▶ [Problem details]: Quote all of the entries word for word.

:: Items ::

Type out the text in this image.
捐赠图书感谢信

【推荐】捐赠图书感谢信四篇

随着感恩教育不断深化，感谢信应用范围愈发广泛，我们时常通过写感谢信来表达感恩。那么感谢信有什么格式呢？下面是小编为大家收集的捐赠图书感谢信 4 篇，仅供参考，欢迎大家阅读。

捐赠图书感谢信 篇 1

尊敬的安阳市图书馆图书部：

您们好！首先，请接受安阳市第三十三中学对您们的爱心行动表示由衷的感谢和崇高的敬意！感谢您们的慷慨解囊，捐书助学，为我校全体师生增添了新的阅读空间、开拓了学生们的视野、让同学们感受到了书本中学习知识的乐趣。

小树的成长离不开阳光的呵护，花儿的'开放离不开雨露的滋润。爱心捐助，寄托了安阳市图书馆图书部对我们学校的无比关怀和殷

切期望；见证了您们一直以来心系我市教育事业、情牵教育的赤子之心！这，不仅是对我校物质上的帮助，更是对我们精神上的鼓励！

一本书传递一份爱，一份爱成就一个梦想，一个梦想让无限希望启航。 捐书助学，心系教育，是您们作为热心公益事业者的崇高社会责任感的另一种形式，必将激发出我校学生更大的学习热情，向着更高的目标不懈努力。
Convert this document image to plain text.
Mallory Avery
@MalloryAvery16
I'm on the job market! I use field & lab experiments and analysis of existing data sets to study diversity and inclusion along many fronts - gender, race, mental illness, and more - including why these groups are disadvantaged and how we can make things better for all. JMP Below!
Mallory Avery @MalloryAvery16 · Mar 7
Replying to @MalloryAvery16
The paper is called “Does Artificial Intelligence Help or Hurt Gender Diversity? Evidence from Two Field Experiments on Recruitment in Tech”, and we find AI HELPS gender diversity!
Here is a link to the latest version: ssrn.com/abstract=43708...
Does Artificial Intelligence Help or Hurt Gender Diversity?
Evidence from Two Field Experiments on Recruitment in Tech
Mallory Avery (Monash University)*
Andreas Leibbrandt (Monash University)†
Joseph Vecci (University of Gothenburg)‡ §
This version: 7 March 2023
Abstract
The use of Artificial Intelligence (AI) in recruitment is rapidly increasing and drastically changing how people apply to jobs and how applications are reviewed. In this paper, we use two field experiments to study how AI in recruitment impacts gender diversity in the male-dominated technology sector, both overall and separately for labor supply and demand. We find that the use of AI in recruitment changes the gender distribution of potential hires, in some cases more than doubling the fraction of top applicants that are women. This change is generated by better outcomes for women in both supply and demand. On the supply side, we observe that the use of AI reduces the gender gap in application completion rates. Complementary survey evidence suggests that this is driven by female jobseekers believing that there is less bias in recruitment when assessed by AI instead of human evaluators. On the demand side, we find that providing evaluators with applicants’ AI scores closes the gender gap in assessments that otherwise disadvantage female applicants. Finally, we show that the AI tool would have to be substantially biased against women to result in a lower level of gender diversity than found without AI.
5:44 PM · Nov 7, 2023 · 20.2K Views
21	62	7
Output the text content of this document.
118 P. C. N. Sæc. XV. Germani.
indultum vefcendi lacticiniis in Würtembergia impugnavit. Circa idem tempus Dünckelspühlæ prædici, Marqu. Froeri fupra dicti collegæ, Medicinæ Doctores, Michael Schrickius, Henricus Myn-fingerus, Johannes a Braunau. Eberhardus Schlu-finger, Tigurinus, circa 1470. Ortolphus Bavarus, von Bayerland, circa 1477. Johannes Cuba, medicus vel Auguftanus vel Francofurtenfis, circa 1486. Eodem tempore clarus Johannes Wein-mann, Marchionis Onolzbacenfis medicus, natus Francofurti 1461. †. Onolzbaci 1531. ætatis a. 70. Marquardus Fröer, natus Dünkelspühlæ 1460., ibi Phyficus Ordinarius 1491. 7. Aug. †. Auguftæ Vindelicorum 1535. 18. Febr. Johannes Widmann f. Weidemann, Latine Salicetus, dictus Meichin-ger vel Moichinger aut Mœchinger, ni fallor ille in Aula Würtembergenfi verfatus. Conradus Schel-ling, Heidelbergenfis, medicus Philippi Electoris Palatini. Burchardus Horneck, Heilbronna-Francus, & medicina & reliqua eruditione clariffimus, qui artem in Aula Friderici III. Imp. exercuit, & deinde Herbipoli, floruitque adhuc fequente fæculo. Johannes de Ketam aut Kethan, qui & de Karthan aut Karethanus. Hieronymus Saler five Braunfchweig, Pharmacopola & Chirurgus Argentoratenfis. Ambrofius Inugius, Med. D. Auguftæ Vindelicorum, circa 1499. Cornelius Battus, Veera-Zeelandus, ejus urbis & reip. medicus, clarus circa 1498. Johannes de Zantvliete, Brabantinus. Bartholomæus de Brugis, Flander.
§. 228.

:::

▶ [Expected answer]:
Type out the text in this image.
捐赠图书感谢信

【推荐】捐赠图书感谢信四篇

随着感恩教育不断深化，感谢信应用范围愈发广泛，我们时常通过写感谢信来表达感恩。那么感谢信有什么格式呢？下面是小编为大家收集的捐赠图书感谢信 4 篇，仅供参考，欢迎大家阅读。

捐赠图书感谢信 篇 1

尊敬的安阳市图书馆图书部：

您们好！首先，请接受安阳市第三十三中学对您们的爱心行动表示由衷的感谢和崇高的敬意！感谢您们的慷慨解囊，捐书助学，为我校全体师生增添了新的阅读空间、开拓了学生们的视野、让同学们感受到了书本中学习知识的乐趣。

小树的成长离不开阳光的呵护，花儿的'开放离不开雨露的滋润。爱心捐助，寄托了安阳市图书馆图书部对我们学校的无比关怀和殷

切期望；见证了您们一直以来心系我市教育事业、情牵教育的赤子之心！这，不仅是对我校物质上的帮助，更是对我们精神上的鼓励！

一本书传递一份爱，一份爱成就一个梦想，一个梦想让无限希望启航。 捐书助学，心系教育，是您们作为热心公益事业者的崇高社会责任感的另一种形式，必将激发出我校学生更大的学习热情，向着更高的目标不懈努力。
Convert this document image to plain text.
Mallory Avery
@MalloryAvery16
I'm on the job market! I use field & lab experiments and analysis of existing data sets to study diversity and inclusion along many fronts - gender, race, mental illness, and more - including why these groups are disadvantaged and how we can make things better for all. JMP Below!
Mallory Avery @MalloryAvery16 · Mar 7
Replying to @MalloryAvery16
The paper is called “Does Artificial Intelligence Help or Hurt Gender Diversity? Evidence from Two Field Experiments on Recruitment in Tech”, and we find AI HELPS gender diversity!
Here is a link to the latest version: ssrn.com/abstract=43708...
Does Artificial Intelligence Help or Hurt Gender Diversity?
Evidence from Two Field Experiments on Recruitment in Tech
Mallory Avery (Monash University)*
Andreas Leibbrandt (Monash University)†
Joseph Vecci (University of Gothenburg)‡ §
This version: 7 March 2023
Abstract
The use of Artificial Intelligence (AI) in recruitment is rapidly increasing and drastically changing how people apply to jobs and how applications are reviewed. In this paper, we use two field experiments to study how AI in recruitment impacts gender diversity in the male-dominated technology sector, both overall and separately for labor supply and demand. We find that the use of AI in recruitment changes the gender distribution of potential hires, in some cases more than doubling the fraction of top applicants that are women. This change is generated by better outcomes for women in both supply and demand. On the supply side, we observe that the use of AI reduces the gender gap in application completion rates. Complementary survey evidence suggests that this is driven by female jobseekers believing that there is less bias in recruitment when assessed by AI instead of human evaluators. On the demand side, we find that providing evaluators with applicants’ AI scores closes the gender gap in assessments that otherwise disadvantage female applicants. Finally, we show that the AI tool would have to be substantially biased against women to result in a lower level of gender diversity than found without AI.
5:44 PM · Nov 7, 2023 · 20.2K Views
21	62	7
Output the text content of this document.
118 P. C. N. Sæc. XV. Germani.
indultum vefcendi lacticiniis in Würtembergia impugnavit. Circa idem tempus Dünckelspühlæ prædici, Marqu. Froeri fupra dicti collegæ, Medicinæ Doctores, Michael Schrickius, Henricus Myn-fingerus, Johannes a Braunau. Eberhardus Schlu-finger, Tigurinus, circa 1470. Ortolphus Bavarus, von Bayerland, circa 1477. Johannes Cuba, medicus vel Auguftanus vel Francofurtenfis, circa 1486. Eodem tempore clarus Johannes Wein-mann, Marchionis Onolzbacenfis medicus, natus Francofurti 1461. †. Onolzbaci 1531. ætatis a. 70. Marquardus Fröer, natus Dünkelspühlæ 1460., ibi Phyficus Ordinarius 1491. 7. Aug. †. Auguftæ Vindelicorum 1535. 18. Febr. Johannes Widmann f. Weidemann, Latine Salicetus, dictus Meichin-ger vel Moichinger aut Mœchinger, ni fallor ille in Aula Würtembergenfi verfatus. Conradus Schel-ling, Heidelbergenfis, medicus Philippi Electoris Palatini. Burchardus Horneck, Heilbronna-Francus, & medicina & reliqua eruditione clariffimus, qui artem in Aula Friderici III. Imp. exercuit, & deinde Herbipoli, floruitque adhuc fequente fæculo. Johannes de Ketam aut Kethan, qui & de Karthan aut Karethanus. Hieronymus Saler five Braunfchweig, Pharmacopola & Chirurgus Argentoratenfis. Ambrofius Inugius, Med. D. Auguftæ Vindelicorum, circa 1499. Cornelius Battus, Veera-Zeelandus, ejus urbis & reip. medicus, clarus circa 1498. Johannes de Zantvliete, Brabantinus. Bartholomæus de Brugis, Flander.
§. 228.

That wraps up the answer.